## WHAT TO DO
Your task is to extract every line from the material below exactly.
──────── INPUT MATERIAL
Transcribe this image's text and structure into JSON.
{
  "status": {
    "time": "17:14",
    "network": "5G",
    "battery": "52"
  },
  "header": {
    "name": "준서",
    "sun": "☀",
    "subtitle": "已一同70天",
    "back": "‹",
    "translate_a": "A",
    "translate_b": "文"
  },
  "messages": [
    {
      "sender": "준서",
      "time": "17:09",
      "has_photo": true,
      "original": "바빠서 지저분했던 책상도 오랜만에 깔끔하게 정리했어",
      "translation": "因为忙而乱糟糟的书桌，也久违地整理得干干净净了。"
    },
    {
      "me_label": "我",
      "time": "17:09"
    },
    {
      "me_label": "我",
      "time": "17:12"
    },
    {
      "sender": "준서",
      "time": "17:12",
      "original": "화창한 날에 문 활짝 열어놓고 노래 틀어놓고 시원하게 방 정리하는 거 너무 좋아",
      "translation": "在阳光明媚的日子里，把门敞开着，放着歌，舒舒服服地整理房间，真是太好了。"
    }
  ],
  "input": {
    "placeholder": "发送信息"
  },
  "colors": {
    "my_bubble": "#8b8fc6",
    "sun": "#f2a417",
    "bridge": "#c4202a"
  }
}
────────────────
## WRITTEN RESPONSE
Transcribe this image's text and structure into JSON.
{
  "status": {
    "time": "17:14",
    "network": "5G",
    "battery": "52"
  },
  "header": {
    "name": "준서",
    "sun": "☀",
    "subtitle": "已一同70天",
    "back": "‹",
    "translate_a": "A",
    "translate_b": "文"
  },
  "messages": [
    {
      "sender": "준서",
      "time": "17:09",
      "has_photo": true,
      "original": "바빠서 지저분했던 책상도 오랜만에 깔끔하게 정리했어",
      "translation": "因为忙而乱糟糟的书桌，也久违地整理得干干净净了。"
    },
    {
      "me_label": "我",
      "time": "17:09"
    },
    {
      "me_label": "我",
      "time": "17:12"
    },
    {
      "sender": "준서",
      "time": "17:12",
      "original": "화창한 날에 문 활짝 열어놓고 노래 틀어놓고 시원하게 방 정리하는 거 너무 좋아",
      "translation": "在阳光明媚的日子里，把门敞开着，放着歌，舒舒服服地整理房间，真是太好了。"
    }
  ],
  "input": {
    "placeholder": "发送信息"
  },
  "colors": {
    "my_bubble": "#8b8fc6",
    "sun": "#f2a417",
    "bridge": "#c4202a"
  }
}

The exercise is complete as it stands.